▸ ENTRIES:
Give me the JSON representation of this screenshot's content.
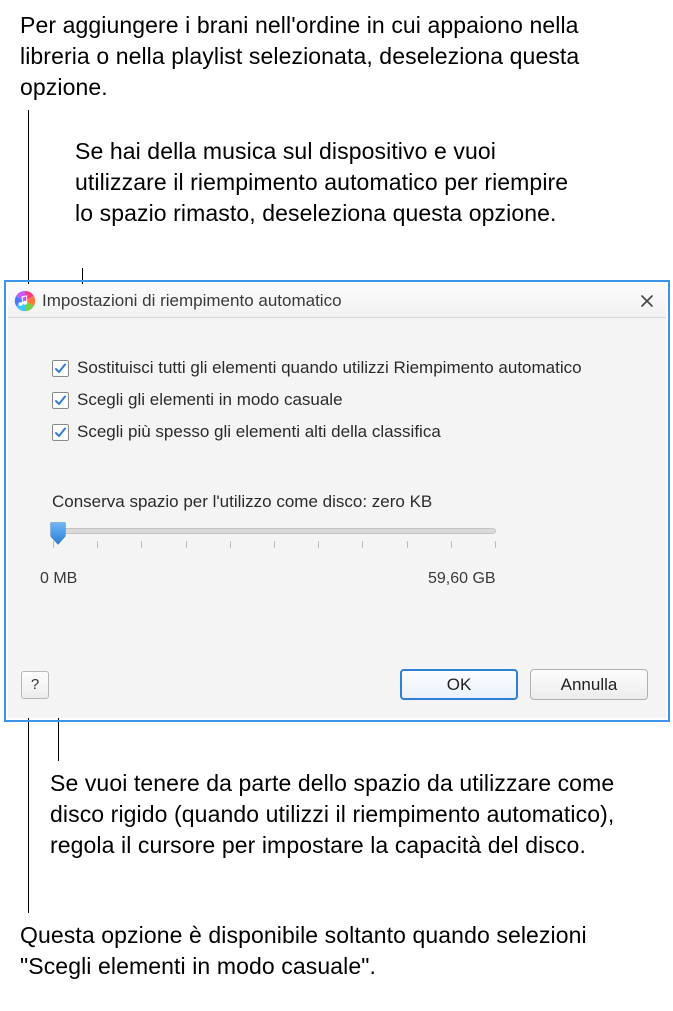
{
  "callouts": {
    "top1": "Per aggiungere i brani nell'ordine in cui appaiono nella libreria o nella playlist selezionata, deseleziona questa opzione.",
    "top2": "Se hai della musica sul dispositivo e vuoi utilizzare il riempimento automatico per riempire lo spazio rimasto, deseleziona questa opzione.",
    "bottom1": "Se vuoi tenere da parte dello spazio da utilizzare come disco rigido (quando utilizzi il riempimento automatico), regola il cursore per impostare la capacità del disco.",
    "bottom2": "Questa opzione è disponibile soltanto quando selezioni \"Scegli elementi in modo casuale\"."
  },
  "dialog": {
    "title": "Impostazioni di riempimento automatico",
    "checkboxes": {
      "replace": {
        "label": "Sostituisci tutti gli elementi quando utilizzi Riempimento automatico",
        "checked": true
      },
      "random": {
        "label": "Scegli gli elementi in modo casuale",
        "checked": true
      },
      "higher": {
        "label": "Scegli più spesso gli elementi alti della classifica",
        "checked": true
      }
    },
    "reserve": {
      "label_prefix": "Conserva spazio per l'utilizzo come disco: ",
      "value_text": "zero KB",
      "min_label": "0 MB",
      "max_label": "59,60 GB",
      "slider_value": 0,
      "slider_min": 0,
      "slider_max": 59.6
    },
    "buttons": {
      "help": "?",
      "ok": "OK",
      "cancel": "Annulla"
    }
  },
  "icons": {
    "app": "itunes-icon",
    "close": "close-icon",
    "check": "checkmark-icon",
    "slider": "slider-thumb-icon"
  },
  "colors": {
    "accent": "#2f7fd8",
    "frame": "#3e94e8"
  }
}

--

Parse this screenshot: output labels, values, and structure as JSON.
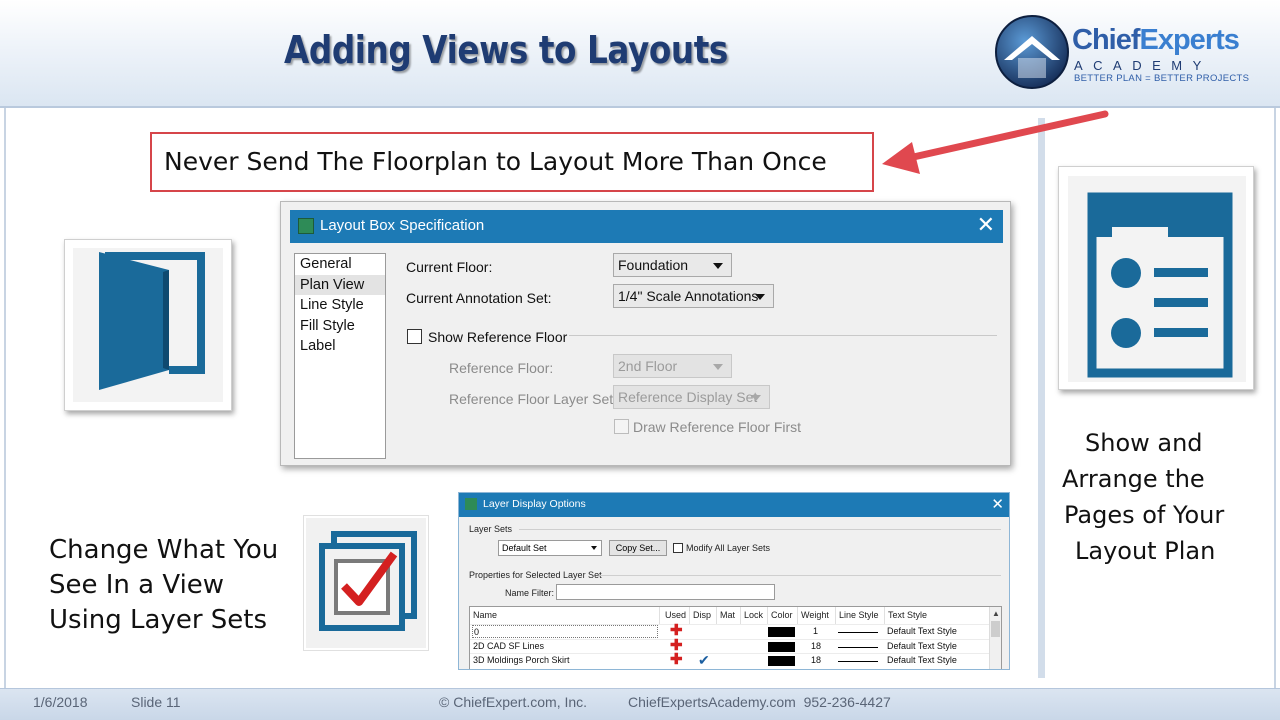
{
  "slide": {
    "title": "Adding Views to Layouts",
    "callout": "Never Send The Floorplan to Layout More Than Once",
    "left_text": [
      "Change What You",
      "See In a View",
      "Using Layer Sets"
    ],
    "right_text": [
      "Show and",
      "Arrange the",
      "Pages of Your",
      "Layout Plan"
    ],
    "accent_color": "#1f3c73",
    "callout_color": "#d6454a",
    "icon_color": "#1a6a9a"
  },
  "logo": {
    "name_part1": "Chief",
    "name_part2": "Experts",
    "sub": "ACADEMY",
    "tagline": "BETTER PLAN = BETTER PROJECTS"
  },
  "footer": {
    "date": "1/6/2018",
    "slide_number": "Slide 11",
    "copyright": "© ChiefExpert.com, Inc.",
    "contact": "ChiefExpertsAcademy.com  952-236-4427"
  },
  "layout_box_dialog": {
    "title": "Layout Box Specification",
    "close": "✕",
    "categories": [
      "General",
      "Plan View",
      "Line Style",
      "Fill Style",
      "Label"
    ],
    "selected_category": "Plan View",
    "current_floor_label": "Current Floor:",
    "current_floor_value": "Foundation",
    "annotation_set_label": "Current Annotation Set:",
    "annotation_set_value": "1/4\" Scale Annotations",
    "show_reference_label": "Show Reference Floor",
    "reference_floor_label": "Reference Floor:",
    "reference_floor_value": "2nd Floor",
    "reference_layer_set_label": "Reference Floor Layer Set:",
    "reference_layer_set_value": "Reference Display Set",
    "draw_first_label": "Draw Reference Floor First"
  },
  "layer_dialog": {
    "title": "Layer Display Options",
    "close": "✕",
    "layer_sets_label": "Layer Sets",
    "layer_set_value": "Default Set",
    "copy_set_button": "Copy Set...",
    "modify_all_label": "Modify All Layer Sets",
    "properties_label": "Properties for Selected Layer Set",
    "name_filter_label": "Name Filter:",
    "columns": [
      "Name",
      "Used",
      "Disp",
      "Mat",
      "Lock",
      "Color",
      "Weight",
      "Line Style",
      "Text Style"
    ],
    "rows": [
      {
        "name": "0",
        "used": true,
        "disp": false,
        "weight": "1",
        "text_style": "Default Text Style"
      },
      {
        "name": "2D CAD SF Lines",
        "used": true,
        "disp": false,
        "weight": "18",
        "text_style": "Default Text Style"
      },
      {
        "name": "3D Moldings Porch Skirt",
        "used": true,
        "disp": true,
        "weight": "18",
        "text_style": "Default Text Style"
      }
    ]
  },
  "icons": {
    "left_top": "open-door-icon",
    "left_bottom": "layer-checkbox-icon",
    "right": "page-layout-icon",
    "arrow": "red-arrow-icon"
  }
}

▸ TASK TO CARRY OUT:
Gather each line of the listing that holds the string "Sets".

▸ WRITTEN ANSWER:
      "Using Layer Sets"
    "layer_sets_label": "Layer Sets",
    "modify_all_label": "Modify All Layer Sets",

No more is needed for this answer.